[Stored records]
---+---

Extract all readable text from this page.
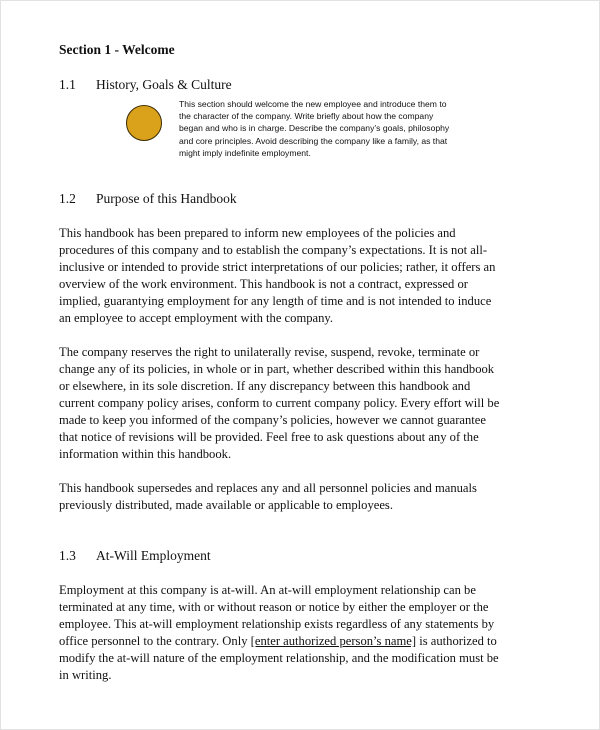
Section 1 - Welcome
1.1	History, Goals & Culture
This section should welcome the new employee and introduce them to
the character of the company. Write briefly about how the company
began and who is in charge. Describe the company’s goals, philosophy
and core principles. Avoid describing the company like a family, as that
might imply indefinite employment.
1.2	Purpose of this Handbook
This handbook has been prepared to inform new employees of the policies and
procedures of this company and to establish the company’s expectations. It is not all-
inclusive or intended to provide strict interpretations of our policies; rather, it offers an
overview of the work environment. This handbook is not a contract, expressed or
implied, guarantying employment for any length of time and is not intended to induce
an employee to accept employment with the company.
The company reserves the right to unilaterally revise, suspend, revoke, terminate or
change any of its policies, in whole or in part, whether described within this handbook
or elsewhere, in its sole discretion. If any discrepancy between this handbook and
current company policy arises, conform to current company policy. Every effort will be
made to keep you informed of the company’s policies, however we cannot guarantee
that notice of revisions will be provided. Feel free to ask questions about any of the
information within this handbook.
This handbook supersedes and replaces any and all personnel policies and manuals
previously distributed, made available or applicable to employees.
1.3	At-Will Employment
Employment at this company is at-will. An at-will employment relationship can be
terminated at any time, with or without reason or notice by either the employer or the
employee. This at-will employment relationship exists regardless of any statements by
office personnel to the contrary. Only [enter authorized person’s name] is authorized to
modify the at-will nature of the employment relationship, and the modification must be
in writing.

---+---

Requirement:
Pick out each line in the material containing "relationship".

Result for this exercise:
Employment at this company is at-will. An at-will employment relationship can be
employee. This at-will employment relationship exists regardless of any statements by
modify the at-will nature of the employment relationship, and the modification must be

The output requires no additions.